### WHAT TO DO
If a line in the following entries contains the string "stature", it counts toward the total; report only that total.

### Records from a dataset
──────────

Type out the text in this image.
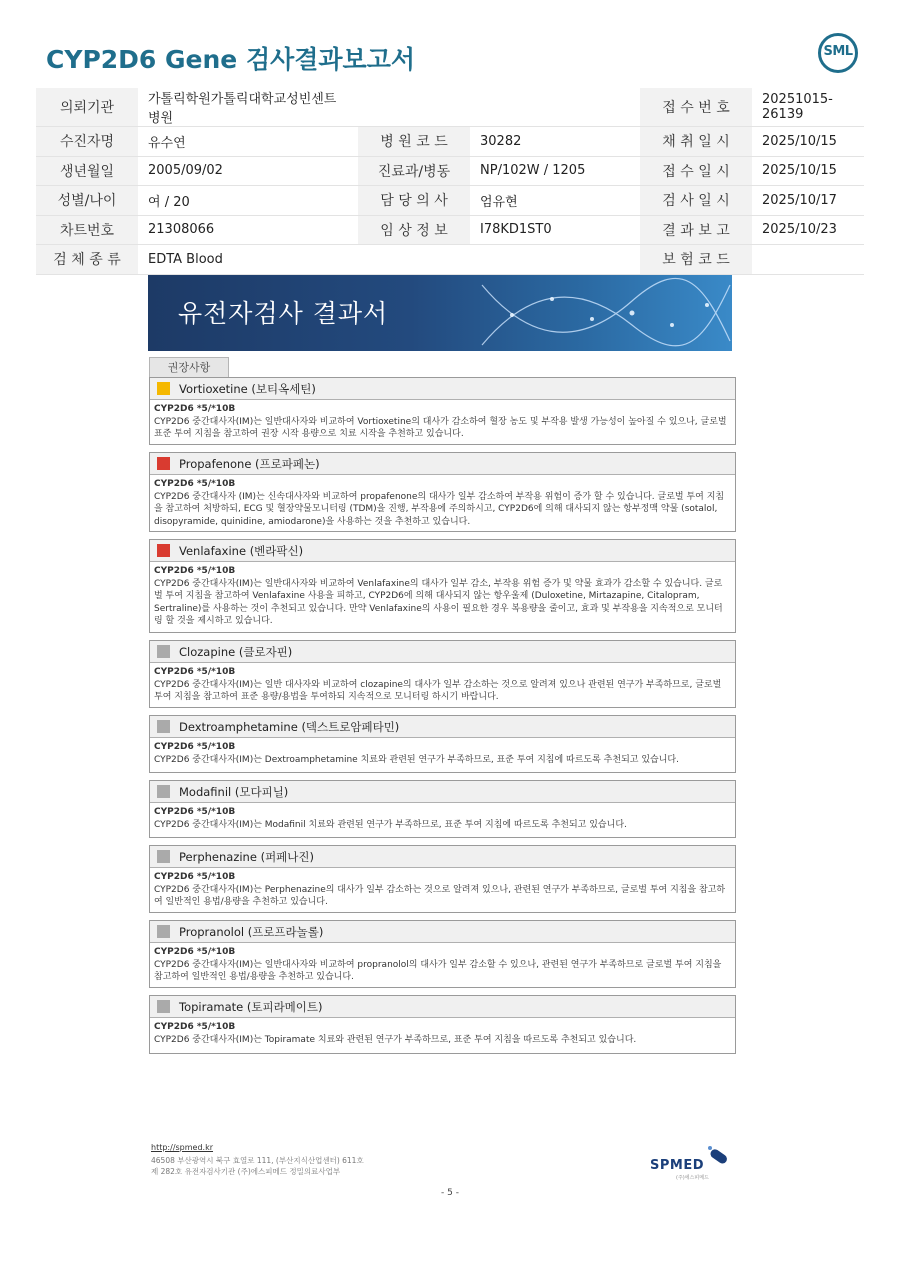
CYP2D6 Gene 검사결과보고서	SML
의뢰기관	가톨릭학원가톨릭대학교성빈센트병원			접 수 번 호	20251015-26139
수진자명	유수연	병 원 코 드	30282	채 취 일 시	2025/10/15
생년월일	2005/09/02	진료과/병동	NP/102W / 1205	접 수 일 시	2025/10/15
성별/나이	여 / 20	담 당 의 사	엄유현	검 사 일 시	2025/10/17
차트번호	21308066	임 상 정 보	I78KD1ST0	결 과 보 고	2025/10/23
검 체 종 류	EDTA Blood			보 험 코 드	
유전자검사 결과서
권장사항
Vortioxetine (보티옥세틴)
CYP2D6 *5/*10B
CYP2D6 중간대사자(IM)는 일반대사자와 비교하여 Vortioxetine의 대사가 감소하여 혈장 농도 및 부작용 발생 가능성이 높아질 수 있으나, 글로벌 표준 투여 지침을 참고하여 권장 시작 용량으로 치료 시작을 추천하고 있습니다.
Propafenone (프로파페논)
CYP2D6 *5/*10B
CYP2D6 중간대사자 (IM)는 신속대사자와 비교하여 propafenone의 대사가 일부 감소하여 부작용 위험이 증가 할 수 있습니다. 글로벌 투여 지침을 참고하여 처방하되, ECG 및 혈장약물모니터링 (TDM)을 진행, 부작용에 주의하시고, CYP2D6에 의해 대사되지 않는 항부정맥 약물 (sotalol, disopyramide, quinidine, amiodarone)을 사용하는 것을 추천하고 있습니다.
Venlafaxine (벤라팍신)
CYP2D6 *5/*10B
CYP2D6 중간대사자(IM)는 일반대사자와 비교하여 Venlafaxine의 대사가 일부 감소, 부작용 위험 증가 및 약물 효과가 감소할 수 있습니다. 글로벌 투여 지침을 참고하여 Venlafaxine 사용을 피하고, CYP2D6에 의해 대사되지 않는 항우울제 (Duloxetine, Mirtazapine, Citalopram, Sertraline)를 사용하는 것이 추천되고 있습니다. 만약 Venlafaxine의 사용이 필요한 경우 복용량을 줄이고, 효과 및 부작용을 지속적으로 모니터링 할 것을 제시하고 있습니다.
Clozapine (클로자핀)
CYP2D6 *5/*10B
CYP2D6 중간대사자(IM)는 일반 대사자와 비교하여 clozapine의 대사가 일부 감소하는 것으로 알려져 있으나 관련된 연구가 부족하므로, 글로벌 투여 지침을 참고하여 표준 용량/용법을 투여하되 지속적으로 모니터링 하시기 바랍니다.
Dextroamphetamine (덱스트로암페타민)
CYP2D6 *5/*10B
CYP2D6 중간대사자(IM)는 Dextroamphetamine 치료와 관련된 연구가 부족하므로, 표준 투여 지침에 따르도록 추천되고 있습니다.
Modafinil (모다피닐)
CYP2D6 *5/*10B
CYP2D6 중간대사자(IM)는 Modafinil 치료와 관련된 연구가 부족하므로, 표준 투여 지침에 따르도록 추천되고 있습니다.
Perphenazine (퍼페나진)
CYP2D6 *5/*10B
CYP2D6 중간대사자(IM)는 Perphenazine의 대사가 일부 감소하는 것으로 알려져 있으나, 관련된 연구가 부족하므로, 글로벌 투여 지침을 참고하여 일반적인 용법/용량을 추천하고 있습니다.
Propranolol (프로프라놀롤)
CYP2D6 *5/*10B
CYP2D6 중간대사자(IM)는 일반대사자와 비교하여 propranolol의 대사가 일부 감소할 수 있으나, 관련된 연구가 부족하므로 글로벌 투여 지침을 참고하여 일반적인 용법/용량을 추천하고 있습니다.
Topiramate (토피라메이트)
CYP2D6 *5/*10B
CYP2D6 중간대사자(IM)는 Topiramate 치료와 관련된 연구가 부족하므로, 표준 투여 지침을 따르도록 추천되고 있습니다.
http://spmed.kr
46508 부산광역시 북구 효열로 111, (부산지식산업센터) 611호
제 282호 유전자검사기관 (주)에스피메드 정밀의료사업부	SPMED
(주)에스피메드
- 5 -
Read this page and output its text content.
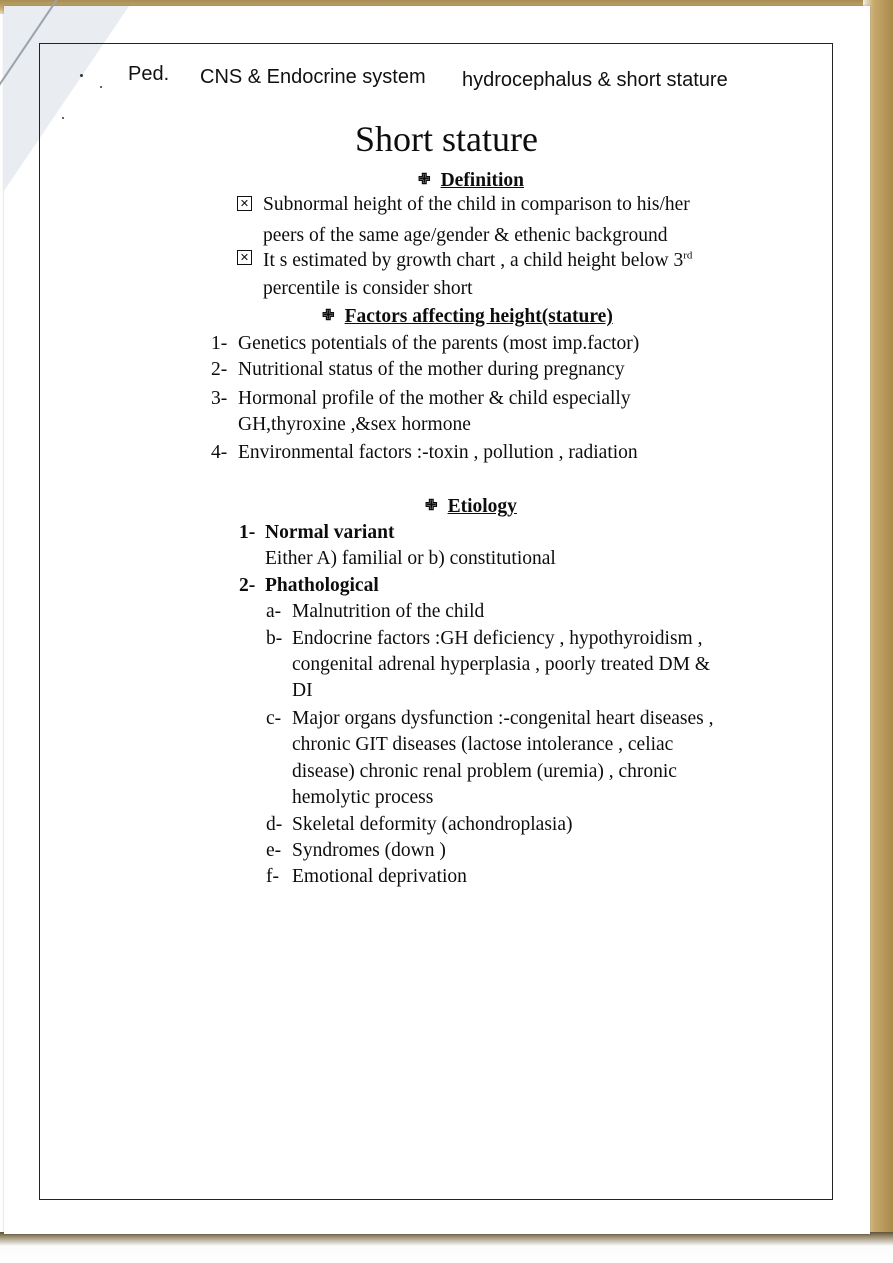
Ped. CNS & Endocrine system hydrocephalus & short stature
Short stature
✙ Definition
✕ Subnormal height of the child in comparison to his/her
peers of the same age/gender & ethenic background
✕ It s estimated by growth chart , a child height below 3rd
percentile is consider short
✙ Factors affecting height(stature)
1- Genetics potentials of the parents (most imp.factor)
2- Nutritional status of the mother during pregnancy
3- Hormonal profile of the mother & child especially
GH,thyroxine ,&sex hormone
4- Environmental factors :-toxin , pollution , radiation
✙ Etiology
1- Normal variant
Either A) familial or b) constitutional
2- Phathological
a- Malnutrition of the child
b- Endocrine factors :GH deficiency , hypothyroidism ,
congenital adrenal hyperplasia , poorly treated DM &
DI
c- Major organs dysfunction :-congenital heart diseases ,
chronic GIT diseases (lactose intolerance , celiac
disease) chronic renal problem (uremia) , chronic
hemolytic process
d- Skeletal deformity (achondroplasia)
e- Syndromes (down )
f- Emotional deprivation
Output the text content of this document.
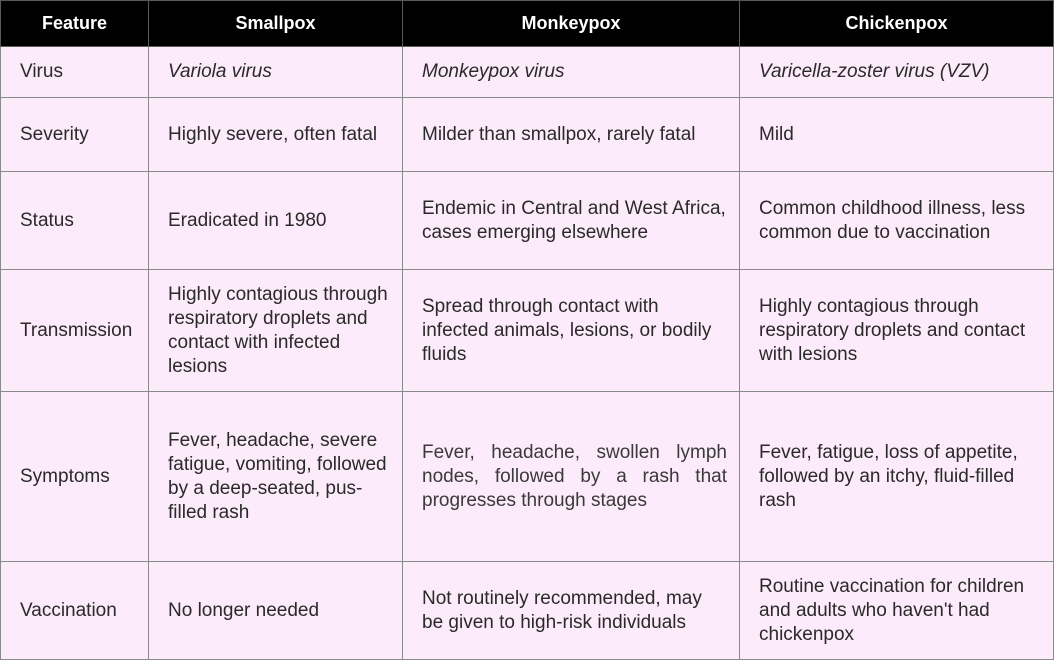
Feature	Smallpox	Monkeypox	Chickenpox
Virus	Variola virus	Monkeypox virus	Varicella-zoster virus (VZV)
Severity	Highly severe, often fatal	Milder than smallpox, rarely fatal	Mild
Status	Eradicated in 1980	Endemic in Central and West Africa, cases emerging elsewhere	Common childhood illness, less common due to vaccination
Transmission	Highly contagious through respiratory droplets and contact with infected lesions	Spread through contact with infected animals, lesions, or bodily fluids	Highly contagious through respiratory droplets and contact with lesions
Symptoms	Fever, headache, severe fatigue, vomiting, followed by a deep-seated, pus-filled rash	Fever, headache, swollen lymph nodes, followed by a rash that progresses through stages	Fever, fatigue, loss of appetite, followed by an itchy, fluid-filled rash
Vaccination	No longer needed	Not routinely recommended, may be given to high-risk individuals	Routine vaccination for children and adults who haven't had chickenpox
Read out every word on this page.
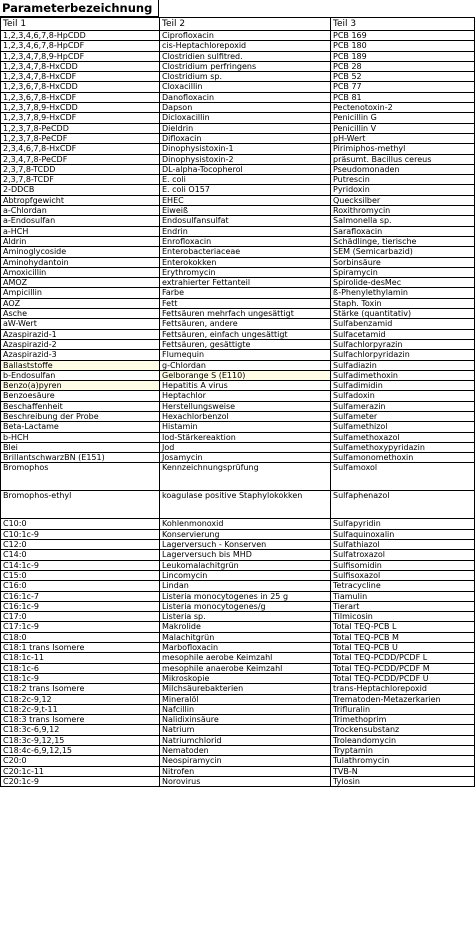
Parameterbezeichnung
Teil 1	Teil 2	Teil 3
1,2,3,4,6,7,8-HpCDD	Ciprofloxacin	PCB 169
1,2,3,4,6,7,8-HpCDF	cis-Heptachlorepoxid	PCB 180
1,2,3,4,7,8,9-HpCDF	Clostridien sulfitred.	PCB 189
1,2,3,4,7,8-HxCDD	Clostridium perfringens	PCB 28
1,2,3,4,7,8-HxCDF	Clostridium sp.	PCB 52
1,2,3,6,7,8-HxCDD	Cloxacillin	PCB 77
1,2,3,6,7,8-HxCDF	Danofloxacin	PCB 81
1,2,3,7,8,9-HxCDD	Dapson	Pectenotoxin-2
1,2,3,7,8,9-HxCDF	Dicloxacillin	Penicillin G
1,2,3,7,8-PeCDD	Dieldrin	Penicillin V
1,2,3,7,8-PeCDF	Difloxacin	pH-Wert
2,3,4,6,7,8-HxCDF	Dinophysistoxin-1	Pirimiphos-methyl
2,3,4,7,8-PeCDF	Dinophysistoxin-2	präsumt. Bacillus cereus
2,3,7,8-TCDD	DL-alpha-Tocopherol	Pseudomonaden
2,3,7,8-TCDF	E. coli	Putrescin
2-DDCB	E. coli O157	Pyridoxin
Abtropfgewicht	EHEC	Quecksilber
a-Chlordan	Eiweiß	Roxithromycin
a-Endosulfan	Endosulfansulfat	Salmonella sp.
a-HCH	Endrin	Sarafloxacin
Aldrin	Enrofloxacin	Schädlinge, tierische
Aminoglycoside	Enterobacteriaceae	SEM (Semicarbazid)
Aminohydantoin	Enterokokken	Sorbinsäure
Amoxicillin	Erythromycin	Spiramycin
AMOZ	extrahierter Fettanteil	Spirolide-desMec
Ampicillin	Farbe	ß-Phenylethylamin
AOZ	Fett	Staph. Toxin
Asche	Fettsäuren mehrfach ungesättigt	Stärke (quantitativ)
aW-Wert	Fettsäuren, andere	Sulfabenzamid
Azaspirazid-1	Fettsäuren, einfach ungesättigt	Sulfacetamid
Azaspirazid-2	Fettsäuren, gesättigte	Sulfachlorpyrazin
Azaspirazid-3	Flumequin	Sulfachlorpyridazin
Ballaststoffe	g-Chlordan	Sulfadiazin
b-Endosulfan	Gelborange S (E110)	Sulfadimethoxin
Benzo(a)pyren	Hepatitis A virus	Sulfadimidin
Benzoesäure	Heptachlor	Sulfadoxin
Beschaffenheit	Herstellungsweise	Sulfamerazin
Beschreibung der Probe	Hexachlorbenzol	Sulfameter
Beta-Lactame	Histamin	Sulfamethizol
b-HCH	Iod-Stärkereaktion	Sulfamethoxazol
Blei	Jod	Sulfamethoxypyridazin
BrillantschwarzBN (E151)	Josamycin	Sulfamonomethoxin
Bromophos	Kennzeichnungsprüfung	Sulfamoxol
Bromophos-ethyl	koagulase positive Staphylokokken	Sulfaphenazol
C10:0	Kohlenmonoxid	Sulfapyridin
C10:1c-9	Konservierung	Sulfaquinoxalin
C12:0	Lagerversuch - Konserven	Sulfathiazol
C14:0	Lagerversuch bis MHD	Sulfatroxazol
C14:1c-9	Leukomalachitgrün	Sulfisomidin
C15:0	Lincomycin	Sulfisoxazol
C16:0	Lindan	Tetracycline
C16:1c-7	Listeria monocytogenes in 25 g	Tiamulin
C16:1c-9	Listeria monocytogenes/g	Tierart
C17:0	Listeria sp.	Tilmicosin
C17:1c-9	Makrolide	Total TEQ-PCB L
C18:0	Malachitgrün	Total TEQ-PCB M
C18:1 trans Isomere	Marbofloxacin	Total TEQ-PCB U
C18:1c-11	mesophile aerobe Keimzahl	Total TEQ-PCDD/PCDF L
C18:1c-6	mesophile anaerobe Keimzahl	Total TEQ-PCDD/PCDF M
C18:1c-9	Mikroskopie	Total TEQ-PCDD/PCDF U
C18:2 trans Isomere	Milchsäurebakterien	trans-Heptachlorepoxid
C18:2c-9,12	Mineralöl	Trematoden-Metazerkarien
C18:2c-9,t-11	Nafcillin	Trifluralin
C18:3 trans Isomere	Nalidixinsäure	Trimethoprim
C18:3c-6,9,12	Natrium	Trockensubstanz
C18:3c-9,12,15	Natriumchlorid	Troleandomycin
C18:4c-6,9,12,15	Nematoden	Tryptamin
C20:0	Neospiramycin	Tulathromycin
C20:1c-11	Nitrofen	TVB-N
C20:1c-9	Norovirus	Tylosin
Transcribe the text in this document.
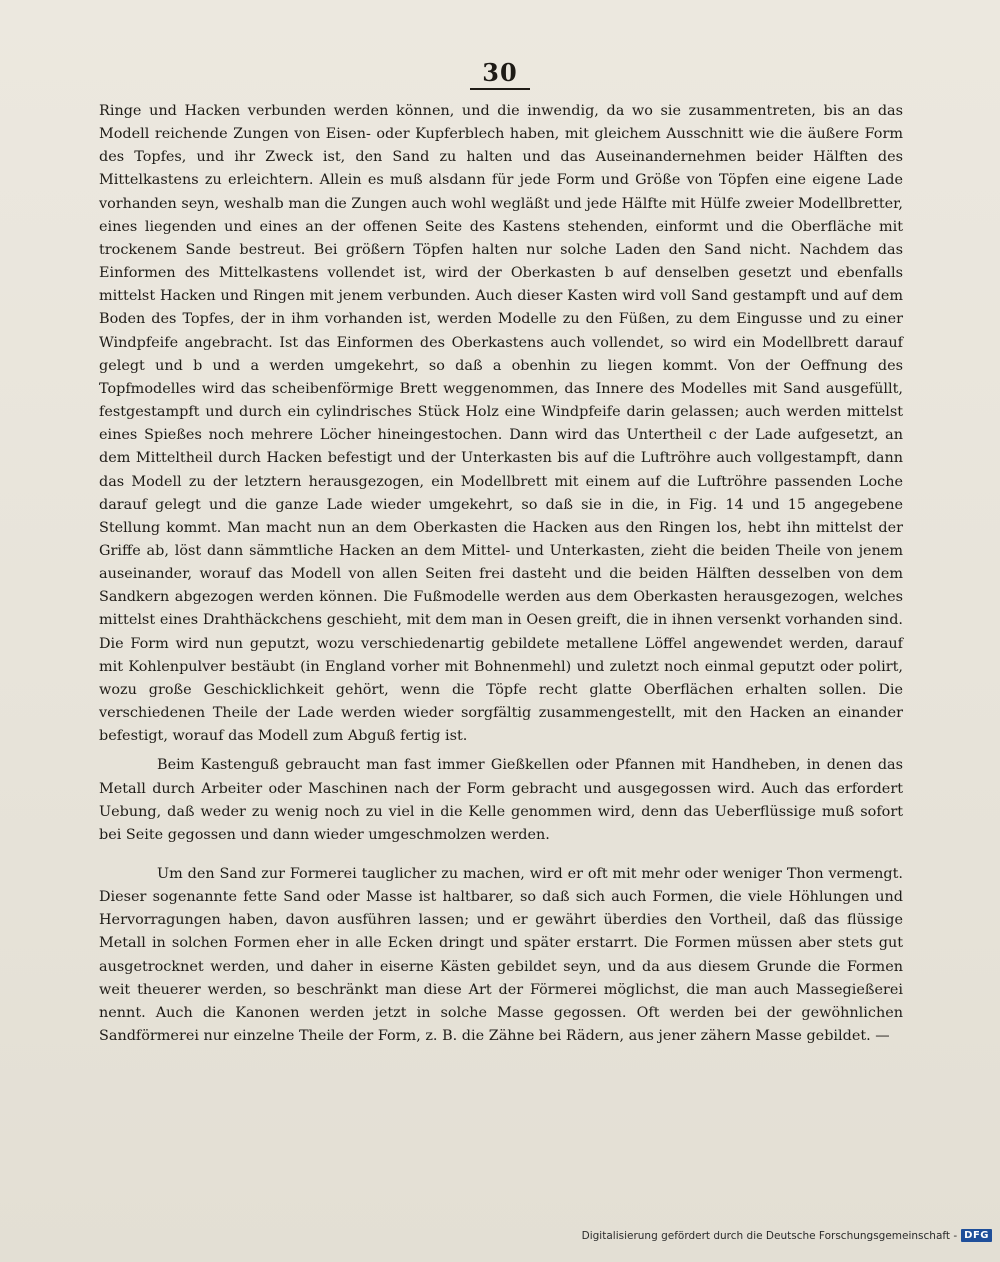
30

Ringe und Hacken verbunden werden können, und die inwendig, da wo sie zusammentreten, bis an das Modell reichende Zungen von Eisen- oder Kupferblech haben, mit gleichem Ausschnitt wie die äußere Form des Topfes, und ihr Zweck ist, den Sand zu halten und das Auseinandernehmen beider Hälften des Mittelkastens zu erleichtern. Allein es muß alsdann für jede Form und Größe von Töpfen eine eigene Lade vorhanden seyn, weshalb man die Zungen auch wohl wegläßt und jede Hälfte mit Hülfe zweier Modellbretter, eines liegenden und eines an der offenen Seite des Kastens stehenden, einformt und die Oberfläche mit trockenem Sande bestreut. Bei größern Töpfen halten nur solche Laden den Sand nicht. Nachdem das Einformen des Mittelkastens vollendet ist, wird der Oberkasten b auf denselben gesetzt und ebenfalls mittelst Hacken und Ringen mit jenem verbunden. Auch dieser Kasten wird voll Sand gestampft und auf dem Boden des Topfes, der in ihm vorhanden ist, werden Modelle zu den Füßen, zu dem Eingusse und zu einer Windpfeife angebracht. Ist das Einformen des Oberkastens auch vollendet, so wird ein Modellbrett darauf gelegt und b und a werden umgekehrt, so daß a obenhin zu liegen kommt. Von der Oeffnung des Topfmodelles wird das scheibenförmige Brett weggenommen, das Innere des Modelles mit Sand ausgefüllt, festgestampft und durch ein cylindrisches Stück Holz eine Windpfeife darin gelassen; auch werden mittelst eines Spießes noch mehrere Löcher hineingestochen. Dann wird das Untertheil c der Lade aufgesetzt, an dem Mitteltheil durch Hacken befestigt und der Unterkasten bis auf die Luftröhre auch vollgestampft, dann das Modell zu der letztern herausgezogen, ein Modellbrett mit einem auf die Luftröhre passenden Loche darauf gelegt und die ganze Lade wieder umgekehrt, so daß sie in die, in Fig. 14 und 15 angegebene Stellung kommt. Man macht nun an dem Oberkasten die Hacken aus den Ringen los, hebt ihn mittelst der Griffe ab, löst dann sämmtliche Hacken an dem Mittel- und Unterkasten, zieht die beiden Theile von jenem auseinander, worauf das Modell von allen Seiten frei dasteht und die beiden Hälften desselben von dem Sandkern abgezogen werden können. Die Fußmodelle werden aus dem Oberkasten herausgezogen, welches mittelst eines Drahthäckchens geschieht, mit dem man in Oesen greift, die in ihnen versenkt vorhanden sind. Die Form wird nun geputzt, wozu verschiedenartig gebildete metallene Löffel angewendet werden, darauf mit Kohlenpulver bestäubt (in England vorher mit Bohnenmehl) und zuletzt noch einmal geputzt oder polirt, wozu große Geschicklichkeit gehört, wenn die Töpfe recht glatte Oberflächen erhalten sollen. Die verschiedenen Theile der Lade werden wieder sorgfältig zusammengestellt, mit den Hacken an einander befestigt, worauf das Modell zum Abguß fertig ist.

Beim Kastenguß gebraucht man fast immer Gießkellen oder Pfannen mit Handheben, in denen das Metall durch Arbeiter oder Maschinen nach der Form gebracht und ausgegossen wird. Auch das erfordert Uebung, daß weder zu wenig noch zu viel in die Kelle genommen wird, denn das Ueberflüssige muß sofort bei Seite gegossen und dann wieder umgeschmolzen werden.

Um den Sand zur Formerei tauglicher zu machen, wird er oft mit mehr oder weniger Thon vermengt. Dieser sogenannte fette Sand oder Masse ist haltbarer, so daß sich auch Formen, die viele Höhlungen und Hervorragungen haben, davon ausführen lassen; und er gewährt überdies den Vortheil, daß das flüssige Metall in solchen Formen eher in alle Ecken dringt und später erstarrt. Die Formen müssen aber stets gut ausgetrocknet werden, und daher in eiserne Kästen gebildet seyn, und da aus diesem Grunde die Formen weit theuerer werden, so beschränkt man diese Art der Förmerei möglichst, die man auch Massegießerei nennt. Auch die Kanonen werden jetzt in solche Masse gegossen. Oft werden bei der gewöhnlichen Sandförmerei nur einzelne Theile der Form, z. B. die Zähne bei Rädern, aus jener zähern Masse gebildet. —

Digitalisierung gefördert durch die Deutsche Forschungsgemeinschaft - DFG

──────────

### TASK ANSWER
3